Task statement: Pick out the lines containing "heading".

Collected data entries
=-=-=
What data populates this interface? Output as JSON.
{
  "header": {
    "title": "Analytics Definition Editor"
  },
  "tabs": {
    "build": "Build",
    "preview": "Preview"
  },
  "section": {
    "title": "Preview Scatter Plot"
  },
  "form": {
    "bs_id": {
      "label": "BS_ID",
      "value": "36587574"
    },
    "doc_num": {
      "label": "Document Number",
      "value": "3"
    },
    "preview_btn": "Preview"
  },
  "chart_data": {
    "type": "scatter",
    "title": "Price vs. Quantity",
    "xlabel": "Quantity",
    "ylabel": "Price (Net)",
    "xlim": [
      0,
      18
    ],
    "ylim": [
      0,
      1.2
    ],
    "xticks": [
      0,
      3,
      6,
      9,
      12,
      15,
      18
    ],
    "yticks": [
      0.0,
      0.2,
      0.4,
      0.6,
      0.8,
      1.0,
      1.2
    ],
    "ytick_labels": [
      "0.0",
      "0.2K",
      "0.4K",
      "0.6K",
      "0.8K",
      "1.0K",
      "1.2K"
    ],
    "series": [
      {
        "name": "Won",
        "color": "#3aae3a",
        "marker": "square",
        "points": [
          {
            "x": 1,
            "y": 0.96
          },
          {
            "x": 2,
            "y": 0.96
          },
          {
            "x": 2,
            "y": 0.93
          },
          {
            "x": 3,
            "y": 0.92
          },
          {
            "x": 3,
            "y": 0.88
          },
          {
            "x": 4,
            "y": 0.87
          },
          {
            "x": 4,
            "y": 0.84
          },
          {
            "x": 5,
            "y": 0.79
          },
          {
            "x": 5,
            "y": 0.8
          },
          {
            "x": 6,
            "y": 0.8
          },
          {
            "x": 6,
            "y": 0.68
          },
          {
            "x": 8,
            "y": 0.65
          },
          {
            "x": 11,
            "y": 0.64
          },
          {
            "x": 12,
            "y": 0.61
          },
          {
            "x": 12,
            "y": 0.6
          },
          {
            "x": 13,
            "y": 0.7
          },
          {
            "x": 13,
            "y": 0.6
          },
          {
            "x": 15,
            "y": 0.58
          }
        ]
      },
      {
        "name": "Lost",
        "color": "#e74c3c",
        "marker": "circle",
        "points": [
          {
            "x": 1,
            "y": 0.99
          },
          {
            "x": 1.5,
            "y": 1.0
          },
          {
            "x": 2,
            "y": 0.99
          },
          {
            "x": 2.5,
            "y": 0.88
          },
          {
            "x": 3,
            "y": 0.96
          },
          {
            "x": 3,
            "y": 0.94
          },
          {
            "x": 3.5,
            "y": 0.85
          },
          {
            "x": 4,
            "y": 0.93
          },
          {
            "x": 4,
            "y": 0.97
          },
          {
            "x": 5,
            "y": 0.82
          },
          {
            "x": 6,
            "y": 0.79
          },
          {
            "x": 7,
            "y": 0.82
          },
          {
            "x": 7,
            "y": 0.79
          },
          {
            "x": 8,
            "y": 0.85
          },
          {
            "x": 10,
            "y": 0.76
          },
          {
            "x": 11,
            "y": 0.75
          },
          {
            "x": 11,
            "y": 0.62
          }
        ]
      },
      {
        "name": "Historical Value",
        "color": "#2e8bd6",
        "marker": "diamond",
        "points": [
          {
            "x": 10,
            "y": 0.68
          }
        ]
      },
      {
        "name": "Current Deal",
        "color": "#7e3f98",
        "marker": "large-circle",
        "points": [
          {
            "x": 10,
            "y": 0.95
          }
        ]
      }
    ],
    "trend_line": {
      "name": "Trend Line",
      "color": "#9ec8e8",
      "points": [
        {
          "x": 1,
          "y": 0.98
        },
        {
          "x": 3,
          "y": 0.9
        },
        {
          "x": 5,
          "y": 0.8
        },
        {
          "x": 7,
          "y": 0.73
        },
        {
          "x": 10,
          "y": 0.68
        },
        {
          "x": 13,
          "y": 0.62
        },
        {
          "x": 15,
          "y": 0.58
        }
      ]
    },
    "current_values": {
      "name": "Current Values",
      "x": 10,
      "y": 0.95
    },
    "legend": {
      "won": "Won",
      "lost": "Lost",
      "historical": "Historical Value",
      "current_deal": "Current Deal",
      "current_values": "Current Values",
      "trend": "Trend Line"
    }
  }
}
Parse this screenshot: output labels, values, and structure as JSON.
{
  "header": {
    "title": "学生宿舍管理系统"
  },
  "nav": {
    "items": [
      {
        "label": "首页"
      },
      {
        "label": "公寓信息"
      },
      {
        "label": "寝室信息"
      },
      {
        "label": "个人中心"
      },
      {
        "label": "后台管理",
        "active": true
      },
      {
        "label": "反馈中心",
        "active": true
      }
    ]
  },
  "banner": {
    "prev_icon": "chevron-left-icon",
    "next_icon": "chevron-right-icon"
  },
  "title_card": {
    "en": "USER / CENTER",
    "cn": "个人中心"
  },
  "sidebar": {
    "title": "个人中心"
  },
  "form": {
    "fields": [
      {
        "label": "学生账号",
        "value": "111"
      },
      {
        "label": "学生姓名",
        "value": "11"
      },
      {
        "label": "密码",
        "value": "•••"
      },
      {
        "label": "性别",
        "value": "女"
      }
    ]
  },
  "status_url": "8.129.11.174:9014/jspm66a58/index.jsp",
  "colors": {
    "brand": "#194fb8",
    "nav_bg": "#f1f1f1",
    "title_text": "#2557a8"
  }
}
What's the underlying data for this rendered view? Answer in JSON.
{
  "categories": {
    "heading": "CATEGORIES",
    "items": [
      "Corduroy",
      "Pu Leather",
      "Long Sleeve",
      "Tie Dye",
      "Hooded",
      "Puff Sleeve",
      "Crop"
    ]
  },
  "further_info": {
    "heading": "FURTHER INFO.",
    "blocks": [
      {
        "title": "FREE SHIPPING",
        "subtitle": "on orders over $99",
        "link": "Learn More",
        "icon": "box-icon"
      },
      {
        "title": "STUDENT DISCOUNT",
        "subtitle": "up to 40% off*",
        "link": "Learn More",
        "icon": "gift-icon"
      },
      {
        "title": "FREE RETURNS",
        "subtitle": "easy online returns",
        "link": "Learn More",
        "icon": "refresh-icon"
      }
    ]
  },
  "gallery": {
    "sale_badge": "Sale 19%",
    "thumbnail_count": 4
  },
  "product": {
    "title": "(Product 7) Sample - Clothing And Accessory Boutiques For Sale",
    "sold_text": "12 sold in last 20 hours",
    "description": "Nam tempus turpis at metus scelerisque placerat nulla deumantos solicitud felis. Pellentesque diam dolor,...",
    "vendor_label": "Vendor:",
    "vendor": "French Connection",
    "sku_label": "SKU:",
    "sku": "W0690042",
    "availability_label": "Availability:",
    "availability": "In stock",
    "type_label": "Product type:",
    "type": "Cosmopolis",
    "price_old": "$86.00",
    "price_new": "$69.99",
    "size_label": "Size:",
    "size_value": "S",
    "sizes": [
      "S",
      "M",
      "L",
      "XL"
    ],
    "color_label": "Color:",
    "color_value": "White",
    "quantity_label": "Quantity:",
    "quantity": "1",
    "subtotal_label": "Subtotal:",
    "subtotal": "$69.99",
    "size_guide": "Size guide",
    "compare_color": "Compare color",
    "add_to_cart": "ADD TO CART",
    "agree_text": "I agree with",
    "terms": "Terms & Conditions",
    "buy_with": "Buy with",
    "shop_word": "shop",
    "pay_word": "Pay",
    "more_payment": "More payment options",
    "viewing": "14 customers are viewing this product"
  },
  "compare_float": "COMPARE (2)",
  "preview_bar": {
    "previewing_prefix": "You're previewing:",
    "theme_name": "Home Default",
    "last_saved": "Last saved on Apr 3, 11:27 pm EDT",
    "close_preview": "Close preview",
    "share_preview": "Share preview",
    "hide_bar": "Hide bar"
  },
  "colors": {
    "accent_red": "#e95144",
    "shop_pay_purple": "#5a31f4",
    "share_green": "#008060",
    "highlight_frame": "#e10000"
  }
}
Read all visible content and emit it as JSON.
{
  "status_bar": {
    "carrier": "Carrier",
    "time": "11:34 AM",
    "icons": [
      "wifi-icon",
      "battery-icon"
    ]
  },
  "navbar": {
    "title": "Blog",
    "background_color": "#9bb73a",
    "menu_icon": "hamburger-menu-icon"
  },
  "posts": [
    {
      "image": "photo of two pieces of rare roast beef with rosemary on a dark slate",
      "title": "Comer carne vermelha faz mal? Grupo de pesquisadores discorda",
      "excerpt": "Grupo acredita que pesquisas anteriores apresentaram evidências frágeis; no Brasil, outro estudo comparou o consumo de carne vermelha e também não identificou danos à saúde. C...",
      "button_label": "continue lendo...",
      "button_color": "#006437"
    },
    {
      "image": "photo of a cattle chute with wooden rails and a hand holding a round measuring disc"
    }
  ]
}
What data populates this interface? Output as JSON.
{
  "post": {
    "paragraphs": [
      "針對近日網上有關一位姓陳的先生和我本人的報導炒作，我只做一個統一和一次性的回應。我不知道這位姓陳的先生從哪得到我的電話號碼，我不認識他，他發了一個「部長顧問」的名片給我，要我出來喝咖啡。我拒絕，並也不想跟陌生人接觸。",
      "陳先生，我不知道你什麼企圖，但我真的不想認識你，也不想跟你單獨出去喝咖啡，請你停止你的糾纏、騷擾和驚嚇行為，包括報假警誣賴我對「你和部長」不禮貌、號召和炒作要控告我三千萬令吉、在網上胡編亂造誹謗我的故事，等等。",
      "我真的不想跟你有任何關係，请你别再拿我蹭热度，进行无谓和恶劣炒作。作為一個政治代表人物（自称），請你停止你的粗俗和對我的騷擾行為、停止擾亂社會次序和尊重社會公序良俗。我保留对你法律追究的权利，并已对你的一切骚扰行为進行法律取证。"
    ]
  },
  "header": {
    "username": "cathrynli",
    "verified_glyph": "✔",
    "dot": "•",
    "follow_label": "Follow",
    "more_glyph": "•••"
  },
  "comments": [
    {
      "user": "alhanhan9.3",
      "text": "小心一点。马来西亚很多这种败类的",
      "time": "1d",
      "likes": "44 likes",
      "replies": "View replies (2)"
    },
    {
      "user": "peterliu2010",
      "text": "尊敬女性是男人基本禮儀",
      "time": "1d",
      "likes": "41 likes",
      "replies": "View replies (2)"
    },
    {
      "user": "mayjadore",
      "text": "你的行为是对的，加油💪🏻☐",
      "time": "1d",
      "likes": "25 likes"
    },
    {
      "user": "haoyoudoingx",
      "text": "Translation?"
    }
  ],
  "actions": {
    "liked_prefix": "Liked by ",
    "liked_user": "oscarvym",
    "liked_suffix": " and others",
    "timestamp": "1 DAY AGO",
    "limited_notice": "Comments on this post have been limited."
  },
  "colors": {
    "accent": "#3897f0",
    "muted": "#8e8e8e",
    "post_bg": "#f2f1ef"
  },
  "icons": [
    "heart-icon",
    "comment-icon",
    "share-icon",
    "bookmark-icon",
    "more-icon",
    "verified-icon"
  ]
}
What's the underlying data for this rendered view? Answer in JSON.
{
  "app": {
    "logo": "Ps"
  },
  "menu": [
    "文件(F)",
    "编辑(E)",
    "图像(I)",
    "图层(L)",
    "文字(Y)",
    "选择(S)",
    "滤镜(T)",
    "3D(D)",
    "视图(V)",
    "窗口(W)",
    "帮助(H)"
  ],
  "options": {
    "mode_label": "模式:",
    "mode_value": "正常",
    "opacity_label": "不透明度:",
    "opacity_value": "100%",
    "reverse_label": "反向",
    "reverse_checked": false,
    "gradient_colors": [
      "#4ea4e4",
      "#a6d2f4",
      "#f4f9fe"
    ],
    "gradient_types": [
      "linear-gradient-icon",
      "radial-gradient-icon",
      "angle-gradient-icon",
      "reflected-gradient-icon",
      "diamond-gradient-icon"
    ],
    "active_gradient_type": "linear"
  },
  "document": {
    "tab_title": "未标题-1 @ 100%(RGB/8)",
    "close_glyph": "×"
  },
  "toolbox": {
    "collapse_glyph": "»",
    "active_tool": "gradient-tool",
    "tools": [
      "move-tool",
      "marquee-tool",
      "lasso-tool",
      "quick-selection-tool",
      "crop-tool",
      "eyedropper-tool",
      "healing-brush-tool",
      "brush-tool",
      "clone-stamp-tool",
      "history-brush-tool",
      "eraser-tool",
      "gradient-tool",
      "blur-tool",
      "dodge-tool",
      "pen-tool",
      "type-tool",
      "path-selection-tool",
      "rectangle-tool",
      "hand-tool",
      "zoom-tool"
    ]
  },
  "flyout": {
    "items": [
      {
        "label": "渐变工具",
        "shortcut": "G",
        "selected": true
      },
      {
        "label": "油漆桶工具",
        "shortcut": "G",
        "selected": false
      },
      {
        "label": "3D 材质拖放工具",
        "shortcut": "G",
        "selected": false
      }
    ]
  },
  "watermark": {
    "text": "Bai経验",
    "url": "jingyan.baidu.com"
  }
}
=-=-=
Reply:
    "heading": "CATEGORIES",
    "heading": "FURTHER INFO.",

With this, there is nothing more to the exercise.